→ Short task
Go through the entries below and write each one out exactly.

→ Data for this task
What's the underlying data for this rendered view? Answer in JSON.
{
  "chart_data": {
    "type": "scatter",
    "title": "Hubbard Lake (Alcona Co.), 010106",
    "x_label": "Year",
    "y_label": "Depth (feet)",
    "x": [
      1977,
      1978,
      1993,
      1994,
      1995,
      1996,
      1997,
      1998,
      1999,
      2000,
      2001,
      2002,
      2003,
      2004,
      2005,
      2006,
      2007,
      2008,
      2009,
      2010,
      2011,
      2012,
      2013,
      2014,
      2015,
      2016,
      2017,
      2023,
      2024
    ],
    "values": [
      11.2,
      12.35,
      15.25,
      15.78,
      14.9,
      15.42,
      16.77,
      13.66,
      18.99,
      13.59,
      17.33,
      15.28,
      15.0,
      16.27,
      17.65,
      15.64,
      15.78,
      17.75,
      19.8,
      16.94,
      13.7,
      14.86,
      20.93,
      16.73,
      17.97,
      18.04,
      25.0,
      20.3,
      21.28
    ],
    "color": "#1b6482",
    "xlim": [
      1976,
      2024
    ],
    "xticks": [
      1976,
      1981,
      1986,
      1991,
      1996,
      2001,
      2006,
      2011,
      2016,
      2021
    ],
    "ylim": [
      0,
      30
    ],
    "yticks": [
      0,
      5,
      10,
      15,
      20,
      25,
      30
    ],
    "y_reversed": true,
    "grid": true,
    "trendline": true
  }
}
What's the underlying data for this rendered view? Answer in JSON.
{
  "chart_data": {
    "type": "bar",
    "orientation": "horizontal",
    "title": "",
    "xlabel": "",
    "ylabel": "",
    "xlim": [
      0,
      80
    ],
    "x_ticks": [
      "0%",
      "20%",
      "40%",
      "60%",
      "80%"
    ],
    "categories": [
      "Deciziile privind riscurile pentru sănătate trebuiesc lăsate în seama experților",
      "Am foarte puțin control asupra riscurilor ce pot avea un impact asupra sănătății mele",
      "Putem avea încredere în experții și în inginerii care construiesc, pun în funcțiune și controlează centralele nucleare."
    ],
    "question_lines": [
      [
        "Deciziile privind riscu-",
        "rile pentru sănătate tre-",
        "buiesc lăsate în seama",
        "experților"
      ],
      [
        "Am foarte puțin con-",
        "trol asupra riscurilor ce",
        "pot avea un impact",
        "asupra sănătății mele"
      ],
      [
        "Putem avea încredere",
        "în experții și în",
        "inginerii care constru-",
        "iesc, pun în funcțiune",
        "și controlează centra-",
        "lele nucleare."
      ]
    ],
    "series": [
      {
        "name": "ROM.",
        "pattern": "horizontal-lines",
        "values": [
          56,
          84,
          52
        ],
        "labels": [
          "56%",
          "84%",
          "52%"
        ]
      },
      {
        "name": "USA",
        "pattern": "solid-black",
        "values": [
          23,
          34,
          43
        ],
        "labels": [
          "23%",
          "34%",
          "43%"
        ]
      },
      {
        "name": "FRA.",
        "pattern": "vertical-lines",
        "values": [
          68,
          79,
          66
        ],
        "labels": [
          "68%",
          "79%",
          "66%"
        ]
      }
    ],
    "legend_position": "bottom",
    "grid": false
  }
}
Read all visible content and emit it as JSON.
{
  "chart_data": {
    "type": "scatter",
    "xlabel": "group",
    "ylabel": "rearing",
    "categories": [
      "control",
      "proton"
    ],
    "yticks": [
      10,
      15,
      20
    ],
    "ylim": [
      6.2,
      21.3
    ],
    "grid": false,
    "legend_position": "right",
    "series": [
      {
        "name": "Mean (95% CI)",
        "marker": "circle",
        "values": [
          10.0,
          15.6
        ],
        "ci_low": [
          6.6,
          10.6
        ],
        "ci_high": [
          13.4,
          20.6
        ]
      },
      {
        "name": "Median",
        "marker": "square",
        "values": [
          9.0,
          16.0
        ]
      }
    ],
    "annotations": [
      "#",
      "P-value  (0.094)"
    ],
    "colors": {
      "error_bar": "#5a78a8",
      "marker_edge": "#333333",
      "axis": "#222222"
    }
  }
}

→ Written solution
What's the underlying data for this rendered view? Answer in JSON.
{
  "chart_data": {
    "type": "scatter",
    "title": "Hubbard Lake (Alcona Co.), 010106",
    "x_label": "Year",
    "y_label": "Depth (feet)",
    "x": [
      1977,
      1978,
      1993,
      1994,
      1995,
      1996,
      1997,
      1998,
      1999,
      2000,
      2001,
      2002,
      2003,
      2004,
      2005,
      2006,
      2007,
      2008,
      2009,
      2010,
      2011,
      2012,
      2013,
      2014,
      2015,
      2016,
      2017,
      2023,
      2024
    ],
    "values": [
      11.2,
      12.35,
      15.25,
      15.78,
      14.9,
      15.42,
      16.77,
      13.66,
      18.99,
      13.59,
      17.33,
      15.28,
      15.0,
      16.27,
      17.65,
      15.64,
      15.78,
      17.75,
      19.8,
      16.94,
      13.7,
      14.86,
      20.93,
      16.73,
      17.97,
      18.04,
      25.0,
      20.3,
      21.28
    ],
    "color": "#1b6482",
    "xlim": [
      1976,
      2024
    ],
    "xticks": [
      1976,
      1981,
      1986,
      1991,
      1996,
      2001,
      2006,
      2011,
      2016,
      2021
    ],
    "ylim": [
      0,
      30
    ],
    "yticks": [
      0,
      5,
      10,
      15,
      20,
      25,
      30
    ],
    "y_reversed": true,
    "grid": true,
    "trendline": true
  }
}
What's the underlying data for this rendered view? Answer in JSON.
{
  "chart_data": {
    "type": "bar",
    "orientation": "horizontal",
    "title": "",
    "xlabel": "",
    "ylabel": "",
    "xlim": [
      0,
      80
    ],
    "x_ticks": [
      "0%",
      "20%",
      "40%",
      "60%",
      "80%"
    ],
    "categories": [
      "Deciziile privind riscurile pentru sănătate trebuiesc lăsate în seama experților",
      "Am foarte puțin control asupra riscurilor ce pot avea un impact asupra sănătății mele",
      "Putem avea încredere în experții și în inginerii care construiesc, pun în funcțiune și controlează centralele nucleare."
    ],
    "question_lines": [
      [
        "Deciziile privind riscu-",
        "rile pentru sănătate tre-",
        "buiesc lăsate în seama",
        "experților"
      ],
      [
        "Am foarte puțin con-",
        "trol asupra riscurilor ce",
        "pot avea un impact",
        "asupra sănătății mele"
      ],
      [
        "Putem avea încredere",
        "în experții și în",
        "inginerii care constru-",
        "iesc, pun în funcțiune",
        "și controlează centra-",
        "lele nucleare."
      ]
    ],
    "series": [
      {
        "name": "ROM.",
        "pattern": "horizontal-lines",
        "values": [
          56,
          84,
          52
        ],
        "labels": [
          "56%",
          "84%",
          "52%"
        ]
      },
      {
        "name": "USA",
        "pattern": "solid-black",
        "values": [
          23,
          34,
          43
        ],
        "labels": [
          "23%",
          "34%",
          "43%"
        ]
      },
      {
        "name": "FRA.",
        "pattern": "vertical-lines",
        "values": [
          68,
          79,
          66
        ],
        "labels": [
          "68%",
          "79%",
          "66%"
        ]
      }
    ],
    "legend_position": "bottom",
    "grid": false
  }
}
Read all visible content and emit it as JSON.
{
  "chart_data": {
    "type": "scatter",
    "xlabel": "group",
    "ylabel": "rearing",
    "categories": [
      "control",
      "proton"
    ],
    "yticks": [
      10,
      15,
      20
    ],
    "ylim": [
      6.2,
      21.3
    ],
    "grid": false,
    "legend_position": "right",
    "series": [
      {
        "name": "Mean (95% CI)",
        "marker": "circle",
        "values": [
          10.0,
          15.6
        ],
        "ci_low": [
          6.6,
          10.6
        ],
        "ci_high": [
          13.4,
          20.6
        ]
      },
      {
        "name": "Median",
        "marker": "square",
        "values": [
          9.0,
          16.0
        ]
      }
    ],
    "annotations": [
      "#",
      "P-value  (0.094)"
    ],
    "colors": {
      "error_bar": "#5a78a8",
      "marker_edge": "#333333",
      "axis": "#222222"
    }
  }
}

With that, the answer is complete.